» Work to complete
Please retype the data in full and exactly; the pictures are not part of the copy.

» Given records
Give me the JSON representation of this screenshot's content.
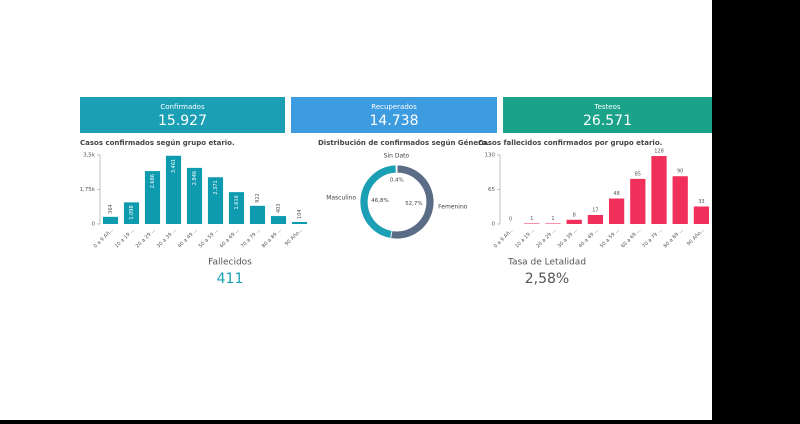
{
  "kpis": [
    {
      "label": "Confirmados",
      "value": "15.927",
      "color": "#1a9fb5"
    },
    {
      "label": "Recuperados",
      "value": "14.738",
      "color": "#3d9be0"
    },
    {
      "label": "Testeos",
      "value": "26.571",
      "color": "#1aa389"
    }
  ],
  "chart_data": [
    {
      "type": "bar",
      "title": "Casos confirmados según grupo etario.",
      "color": "#0e9bb0",
      "categories": [
        "0 a 9 Añ...",
        "10 a 19 ...",
        "20 a 29 ...",
        "30 a 39 ...",
        "40 a 49 ...",
        "50 a 59 ...",
        "60 a 69 ...",
        "70 a 79 ...",
        "80 a 89 ...",
        "90 Año..."
      ],
      "values": [
        364,
        1098,
        2686,
        3461,
        2846,
        2371,
        1616,
        922,
        403,
        104
      ],
      "value_labels": [
        "364",
        "1.098",
        "2.686",
        "3.461",
        "2.846",
        "2.371",
        "1.616",
        "922",
        "403",
        "104"
      ],
      "ylim": [
        0,
        3500
      ],
      "yticks": [
        0,
        {
          "value": 1750,
          "label": "1,75k"
        },
        {
          "value": 3500,
          "label": "3,5k"
        }
      ]
    },
    {
      "type": "donut",
      "title": "Distribución de confirmados según Género.",
      "categories": [
        "Femenino",
        "Masculino",
        "Sin Dato"
      ],
      "values": [
        52.7,
        46.8,
        0.4
      ],
      "value_labels": [
        "52,7%",
        "46,8%",
        "0,4%"
      ],
      "colors": [
        "#5b6c86",
        "#1a9fb5",
        "#b9bec6"
      ]
    },
    {
      "type": "bar",
      "title": "Casos fallecidos confirmados por grupo etario.",
      "color": "#f0305a",
      "categories": [
        "0 a 9 Añ...",
        "10 a 19 ...",
        "20 a 29 ...",
        "30 a 39 ...",
        "40 a 49 ...",
        "50 a 59 ...",
        "60 a 69 ...",
        "70 a 79 ...",
        "80 a 89 ...",
        "90 Año..."
      ],
      "values": [
        0,
        1,
        1,
        8,
        17,
        48,
        85,
        128,
        90,
        33
      ],
      "ylim": [
        0,
        130
      ],
      "yticks": [
        0,
        65,
        130
      ]
    }
  ],
  "summary": [
    {
      "label": "Fallecidos",
      "value": "411",
      "color": "#1a9fb5"
    },
    {
      "label": "Tasa de Letalidad",
      "value": "2,58%",
      "color": "#555"
    }
  ]
}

» Written answer
Give me the JSON representation of this screenshot's content.
{
  "kpis": [
    {
      "label": "Confirmados",
      "value": "15.927",
      "color": "#1a9fb5"
    },
    {
      "label": "Recuperados",
      "value": "14.738",
      "color": "#3d9be0"
    },
    {
      "label": "Testeos",
      "value": "26.571",
      "color": "#1aa389"
    }
  ],
  "chart_data": [
    {
      "type": "bar",
      "title": "Casos confirmados según grupo etario.",
      "color": "#0e9bb0",
      "categories": [
        "0 a 9 Añ...",
        "10 a 19 ...",
        "20 a 29 ...",
        "30 a 39 ...",
        "40 a 49 ...",
        "50 a 59 ...",
        "60 a 69 ...",
        "70 a 79 ...",
        "80 a 89 ...",
        "90 Año..."
      ],
      "values": [
        364,
        1098,
        2686,
        3461,
        2846,
        2371,
        1616,
        922,
        403,
        104
      ],
      "value_labels": [
        "364",
        "1.098",
        "2.686",
        "3.461",
        "2.846",
        "2.371",
        "1.616",
        "922",
        "403",
        "104"
      ],
      "ylim": [
        0,
        3500
      ],
      "yticks": [
        0,
        {
          "value": 1750,
          "label": "1,75k"
        },
        {
          "value": 3500,
          "label": "3,5k"
        }
      ]
    },
    {
      "type": "donut",
      "title": "Distribución de confirmados según Género.",
      "categories": [
        "Femenino",
        "Masculino",
        "Sin Dato"
      ],
      "values": [
        52.7,
        46.8,
        0.4
      ],
      "value_labels": [
        "52,7%",
        "46,8%",
        "0,4%"
      ],
      "colors": [
        "#5b6c86",
        "#1a9fb5",
        "#b9bec6"
      ]
    },
    {
      "type": "bar",
      "title": "Casos fallecidos confirmados por grupo etario.",
      "color": "#f0305a",
      "categories": [
        "0 a 9 Añ...",
        "10 a 19 ...",
        "20 a 29 ...",
        "30 a 39 ...",
        "40 a 49 ...",
        "50 a 59 ...",
        "60 a 69 ...",
        "70 a 79 ...",
        "80 a 89 ...",
        "90 Año..."
      ],
      "values": [
        0,
        1,
        1,
        8,
        17,
        48,
        85,
        128,
        90,
        33
      ],
      "ylim": [
        0,
        130
      ],
      "yticks": [
        0,
        65,
        130
      ]
    }
  ],
  "summary": [
    {
      "label": "Fallecidos",
      "value": "411",
      "color": "#1a9fb5"
    },
    {
      "label": "Tasa de Letalidad",
      "value": "2,58%",
      "color": "#555"
    }
  ]
}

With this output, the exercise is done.